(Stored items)
** Begin **

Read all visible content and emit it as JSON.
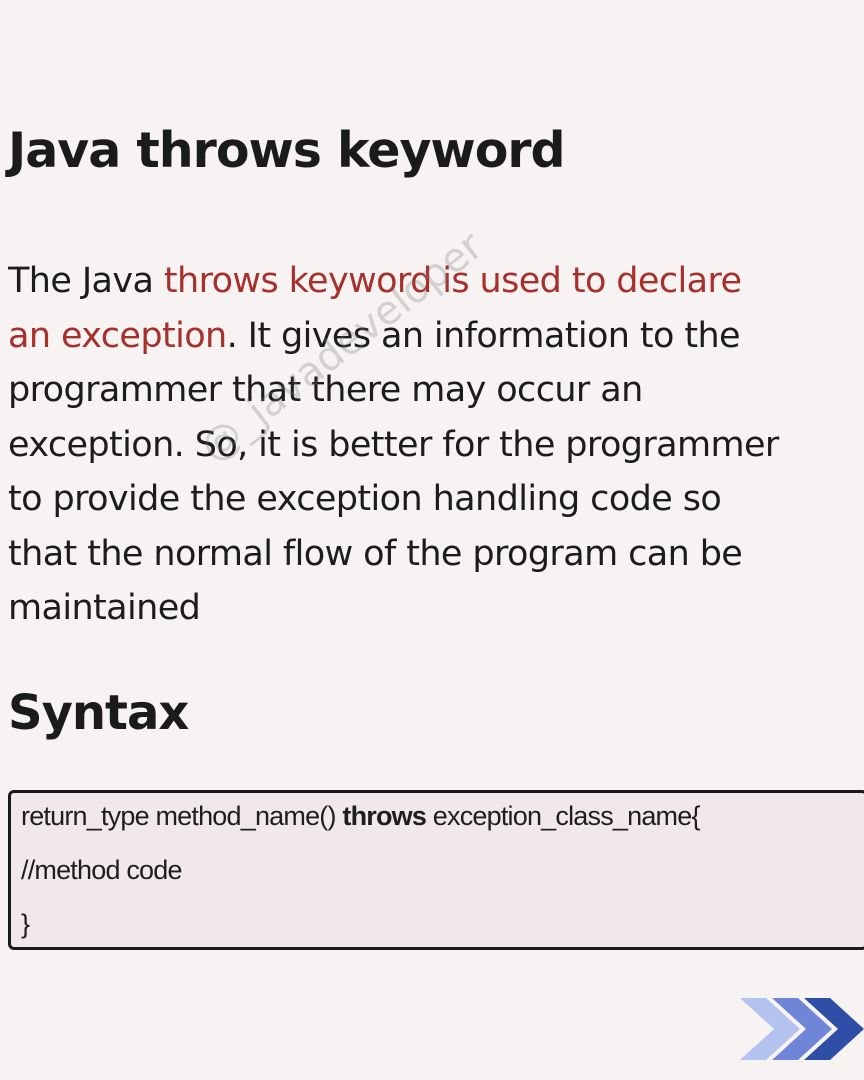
{
  "title": "Java throws keyword",
  "paragraph": {
    "line1_plain": "The Java ",
    "line1_highlight": "throws keyword is used to declare",
    "line2_highlight": "an exception",
    "line2_plain": ". It gives an information to the",
    "line3": "programmer that there may occur an",
    "line4": "exception. So, it is better for the programmer",
    "line5": "to provide the exception handling code so",
    "line6": "that the normal flow of the program can be",
    "line7": "maintained"
  },
  "watermark": "@_javadeveloper",
  "syntax_heading": "Syntax",
  "code": {
    "line1_before": "return_type method_name() ",
    "line1_keyword": "throws",
    "line1_after": " exception_class_name{",
    "line2": "//method code",
    "line3": "}"
  },
  "colors": {
    "background": "#f7f3f3",
    "text": "#1c1c1c",
    "highlight": "#a8302c",
    "code_background": "#f1e9e9",
    "arrow_light": "#b3c2ef",
    "arrow_mid": "#6f86d8",
    "arrow_dark": "#2f4ea8"
  },
  "icons": {
    "next": "chevron-right-triple-icon"
  }
}
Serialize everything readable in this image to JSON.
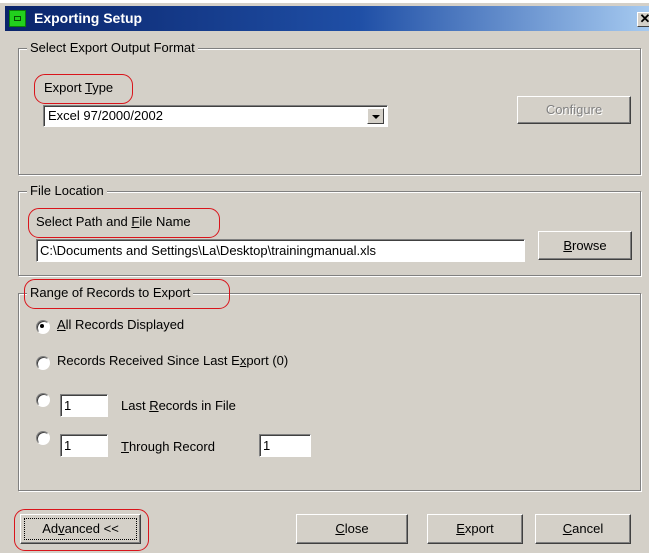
{
  "window": {
    "title": "Exporting Setup",
    "close_glyph": "✕"
  },
  "export_format": {
    "legend": "Select Export Output Format",
    "type_label_pre": "Export ",
    "type_label_key": "T",
    "type_label_post": "ype",
    "selected_type": "Excel 97/2000/2002",
    "configure_label": "Configure"
  },
  "file_location": {
    "legend": "File Location",
    "path_label_pre": "Select Path and ",
    "path_label_key": "F",
    "path_label_post": "ile Name",
    "path_value": "C:\\Documents and Settings\\La\\Desktop\\trainingmanual.xls",
    "browse_pre": "",
    "browse_key": "B",
    "browse_post": "rowse"
  },
  "range": {
    "legend": "Range of Records to Export",
    "opt_all_key": "A",
    "opt_all_post": "ll Records Displayed",
    "opt_since_pre": "Records Received Since Last E",
    "opt_since_key": "x",
    "opt_since_post": "port (0)",
    "last_count": "1",
    "last_label_pre": "Last ",
    "last_label_key": "R",
    "last_label_post": "ecords in File",
    "from_value": "1",
    "through_label_key": "T",
    "through_label_post": "hrough Record",
    "to_value": "1",
    "selected_option": "all"
  },
  "footer": {
    "advanced_pre": "Ad",
    "advanced_key": "v",
    "advanced_post": "anced <<",
    "close_pre": "",
    "close_key": "C",
    "close_post": "lose",
    "export_key": "E",
    "export_post": "xport",
    "cancel_key": "C",
    "cancel_post": "ancel"
  },
  "colors": {
    "title_bar": "#0a246a",
    "face": "#d4d0c8",
    "highlight_oval": "#d9141b"
  }
}
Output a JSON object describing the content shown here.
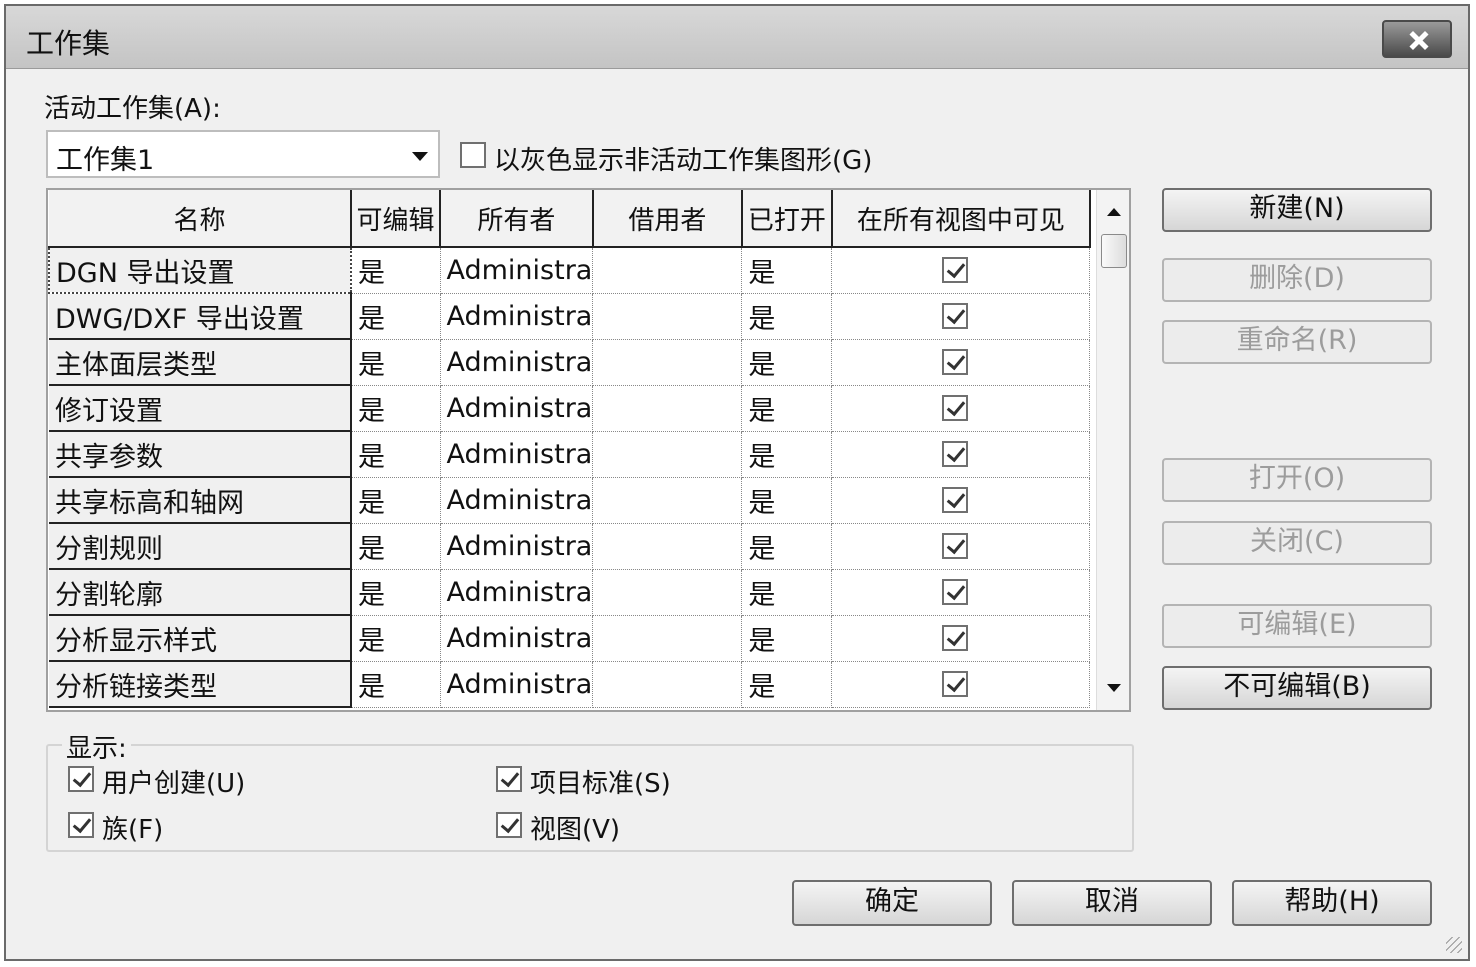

** End **

Say how many lines in the records hold "throws", with the number as the whole reply.

**FINISHED ANSWER:**
3